> **PROBLEM TO WORK ON**: Reproduce every line of the records below word for word, leaving out the pictures.
= = = = = = =
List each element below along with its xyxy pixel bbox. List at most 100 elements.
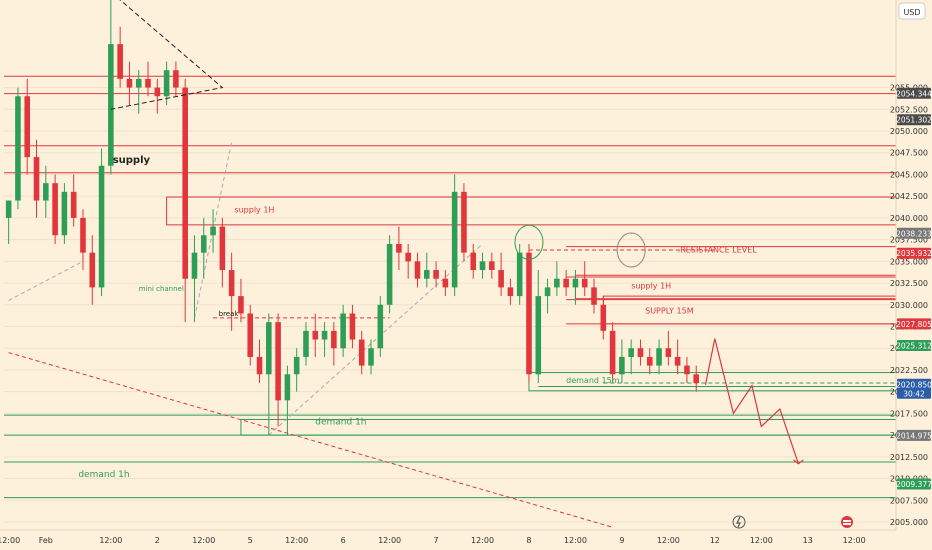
y-tick-label: 2017.500 xyxy=(890,409,928,418)
x-tick-label: 12:00 xyxy=(378,536,401,545)
candle-body xyxy=(303,330,309,357)
price-label: 2054.344 xyxy=(896,89,932,98)
candle-body xyxy=(182,87,188,279)
y-tick-label: 2022.500 xyxy=(890,366,928,375)
y-tick-label: 2035.000 xyxy=(890,257,928,266)
candle-body xyxy=(70,191,77,218)
annotation-label: supply 1H xyxy=(631,281,671,290)
price-label-bg xyxy=(897,318,931,330)
zone-box xyxy=(574,274,897,300)
x-tick-label: 12:00 xyxy=(564,536,587,545)
candle-body xyxy=(572,278,579,288)
currency-label: USD xyxy=(903,8,920,17)
candle-body xyxy=(145,78,151,88)
x-tick-label: Feb xyxy=(39,536,53,545)
flag-icon[interactable] xyxy=(841,516,853,528)
candle-body xyxy=(368,348,374,366)
dashed-trend-line xyxy=(8,352,613,528)
candle-body xyxy=(581,278,588,288)
candle-body xyxy=(43,183,49,201)
price-label: 2035.932 xyxy=(896,249,932,258)
price-label: 2038.233 xyxy=(896,229,932,238)
annotation-label: demand 1h xyxy=(315,418,366,428)
candle-body xyxy=(619,356,625,375)
candle-body xyxy=(693,374,700,383)
price-label-bg xyxy=(897,87,931,99)
zone-box xyxy=(166,196,897,226)
candle-body xyxy=(442,278,449,288)
x-tick-label: 7 xyxy=(434,536,439,545)
price-label: 2014.975 xyxy=(896,431,932,440)
candle-body xyxy=(516,252,523,297)
price-label: 2020.850 xyxy=(896,380,932,389)
time-axis-bg xyxy=(0,530,932,550)
candle-body xyxy=(126,78,133,88)
x-tick-label: 12:00 xyxy=(192,536,215,545)
candle-body xyxy=(247,313,254,357)
price-label-bg xyxy=(897,340,931,352)
highlight-circle xyxy=(514,224,544,260)
candle-body xyxy=(98,165,105,288)
candle-body xyxy=(405,252,411,262)
price-label-bg xyxy=(897,114,931,126)
candle-body xyxy=(24,96,31,158)
candle-body xyxy=(637,348,644,357)
currency-badge[interactable]: USD xyxy=(898,2,926,20)
candle-body xyxy=(293,356,300,375)
candle-body xyxy=(33,157,40,201)
price-label-bg xyxy=(897,227,931,239)
annotation-label: mini channel xyxy=(139,285,184,293)
candle-body xyxy=(135,78,142,88)
candle-body xyxy=(498,270,504,288)
x-tick-label: 12:00 xyxy=(471,536,494,545)
candle-body xyxy=(331,330,337,349)
price-label: 2025.312 xyxy=(896,342,932,351)
y-tick-label: 2012.500 xyxy=(890,453,928,462)
price-label-bg xyxy=(897,478,931,490)
lightning-icon[interactable] xyxy=(732,515,746,529)
y-tick-label: 2007.500 xyxy=(890,496,928,505)
candle-body xyxy=(377,304,384,349)
candle-body xyxy=(396,243,402,253)
candle-body xyxy=(656,348,662,366)
candle-body xyxy=(154,87,161,97)
annotation-label: demand 1h xyxy=(78,470,129,480)
annotation-label: supply 1H xyxy=(234,206,274,215)
x-tick-label: 5 xyxy=(248,536,253,545)
candles-layer xyxy=(5,0,700,436)
candle-body xyxy=(15,96,21,201)
candle-body xyxy=(461,191,467,253)
candle-body xyxy=(191,252,198,279)
price-axis: 2055.0002052.5002050.0002047.5002045.000… xyxy=(890,84,932,527)
candle-body xyxy=(266,322,272,375)
candle-body xyxy=(358,339,365,366)
candle-body xyxy=(544,287,551,297)
x-tick-label: 8 xyxy=(526,536,531,545)
candle-body xyxy=(312,330,319,340)
x-tick-label: 12:00 xyxy=(750,536,773,545)
candle-body xyxy=(256,356,263,375)
y-tick-label: 2040.000 xyxy=(890,214,928,223)
candle-body xyxy=(563,278,569,288)
candle-body xyxy=(535,296,542,375)
price-label: 2027.805 xyxy=(896,320,932,329)
candle-body xyxy=(674,356,681,366)
y-tick-label: 2050.000 xyxy=(890,127,928,136)
candle-body xyxy=(108,44,114,166)
candle-body xyxy=(321,330,328,340)
time-axis: 12:00 Feb 12:00 2 12:00 5 12:00 6 12:00 7 12:00 8 12… xyxy=(0,536,866,545)
candle-body xyxy=(80,217,86,253)
price-label: 2009.377 xyxy=(896,480,932,489)
candle-body xyxy=(61,191,68,236)
candle-body xyxy=(423,270,430,279)
candle-body xyxy=(52,183,58,236)
x-tick-label: 12:00 xyxy=(99,536,122,545)
candle-body xyxy=(219,226,226,271)
candle-body xyxy=(489,261,495,271)
candle-body xyxy=(479,261,486,271)
highlight-circle xyxy=(616,232,646,268)
candle-body xyxy=(173,70,179,88)
candle-body xyxy=(210,226,216,236)
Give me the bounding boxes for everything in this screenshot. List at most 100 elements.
= = = = = = =
> **REPLY**:
List each element below along with its xyxy pixel bbox. List at most 100 elements.
y-tick-label: 2017.500 xyxy=(890,409,928,418)
x-tick-label: 12:00 xyxy=(378,536,401,545)
candle-body xyxy=(303,330,309,357)
price-label: 2054.344 xyxy=(896,89,932,98)
candle-body xyxy=(182,87,188,279)
y-tick-label: 2022.500 xyxy=(890,366,928,375)
y-tick-label: 2035.000 xyxy=(890,257,928,266)
candle-body xyxy=(70,191,77,218)
annotation-label: supply 1H xyxy=(631,281,671,290)
price-label-bg xyxy=(897,318,931,330)
zone-box xyxy=(574,274,897,300)
x-tick-label: 12:00 xyxy=(564,536,587,545)
candle-body xyxy=(572,278,579,288)
currency-label: USD xyxy=(903,8,920,17)
candle-body xyxy=(145,78,151,88)
x-tick-label: Feb xyxy=(39,536,53,545)
flag-icon[interactable] xyxy=(841,516,853,528)
candle-body xyxy=(368,348,374,366)
dashed-trend-line xyxy=(8,352,613,528)
candle-body xyxy=(581,278,588,288)
candle-body xyxy=(43,183,49,201)
price-label: 2035.932 xyxy=(896,249,932,258)
price-label: 2038.233 xyxy=(896,229,932,238)
annotation-label: demand 1h xyxy=(315,418,366,428)
candle-body xyxy=(619,356,625,375)
candle-body xyxy=(693,374,700,383)
price-label-bg xyxy=(897,87,931,99)
zone-box xyxy=(166,196,897,226)
candle-body xyxy=(442,278,449,288)
x-tick-label: 7 xyxy=(434,536,439,545)
price-label: 2014.975 xyxy=(896,431,932,440)
candle-body xyxy=(516,252,523,297)
price-label: 2020.850 xyxy=(896,380,932,389)
time-axis-bg xyxy=(0,530,932,550)
candle-body xyxy=(126,78,133,88)
x-tick-label: 12:00 xyxy=(192,536,215,545)
candle-body xyxy=(247,313,254,357)
price-label-bg xyxy=(897,340,931,352)
highlight-circle xyxy=(514,224,544,260)
candle-body xyxy=(98,165,105,288)
candle-body xyxy=(405,252,411,262)
price-label-bg xyxy=(897,114,931,126)
candle-body xyxy=(24,96,31,158)
candle-body xyxy=(637,348,644,357)
currency-badge[interactable]: USD xyxy=(898,2,926,20)
candle-body xyxy=(293,356,300,375)
candle-body xyxy=(33,157,40,201)
price-label-bg xyxy=(897,227,931,239)
annotation-label: mini channel xyxy=(139,285,184,293)
candle-body xyxy=(135,78,142,88)
candle-body xyxy=(498,270,504,288)
x-tick-label: 12:00 xyxy=(471,536,494,545)
candle-body xyxy=(331,330,337,349)
price-label: 2025.312 xyxy=(896,342,932,351)
y-tick-label: 2012.500 xyxy=(890,453,928,462)
price-label-bg xyxy=(897,478,931,490)
lightning-icon[interactable] xyxy=(732,515,746,529)
y-tick-label: 2007.500 xyxy=(890,496,928,505)
candle-body xyxy=(377,304,384,349)
candle-body xyxy=(396,243,402,253)
candle-body xyxy=(656,348,662,366)
candle-body xyxy=(154,87,161,97)
annotation-label: demand 1h xyxy=(78,470,129,480)
annotation-label: supply 1H xyxy=(234,206,274,215)
x-tick-label: 5 xyxy=(248,536,253,545)
candles-layer xyxy=(5,0,700,436)
candle-body xyxy=(15,96,21,201)
candle-body xyxy=(461,191,467,253)
candle-body xyxy=(191,252,198,279)
price-axis: 2055.0002052.5002050.0002047.5002045.000… xyxy=(890,84,932,527)
candle-body xyxy=(266,322,272,375)
candle-body xyxy=(358,339,365,366)
candle-body xyxy=(544,287,551,297)
x-tick-label: 8 xyxy=(526,536,531,545)
candle-body xyxy=(312,330,319,340)
x-tick-label: 12:00 xyxy=(750,536,773,545)
candle-body xyxy=(256,356,263,375)
y-tick-label: 2040.000 xyxy=(890,214,928,223)
candle-body xyxy=(563,278,569,288)
candle-body xyxy=(535,296,542,375)
price-label: 2027.805 xyxy=(896,320,932,329)
candle-body xyxy=(674,356,681,366)
y-tick-label: 2050.000 xyxy=(890,127,928,136)
candle-body xyxy=(108,44,114,166)
candle-body xyxy=(321,330,328,340)
time-axis: 12:00 Feb 12:00 2 12:00 5 12:00 6 12:00 7 12:00 8 12… xyxy=(0,536,866,545)
candle-body xyxy=(80,217,86,253)
price-label: 2009.377 xyxy=(896,480,932,489)
candle-body xyxy=(61,191,68,236)
candle-body xyxy=(423,270,430,279)
candle-body xyxy=(52,183,58,236)
x-tick-label: 12:00 xyxy=(99,536,122,545)
candle-body xyxy=(219,226,226,271)
candle-body xyxy=(489,261,495,271)
candle-body xyxy=(479,261,486,271)
highlight-circle xyxy=(616,232,646,268)
candle-body xyxy=(173,70,179,88)
candle-body xyxy=(210,226,216,236)
Give me the bounding boxes for everything in this screenshot. List at most 100 elements.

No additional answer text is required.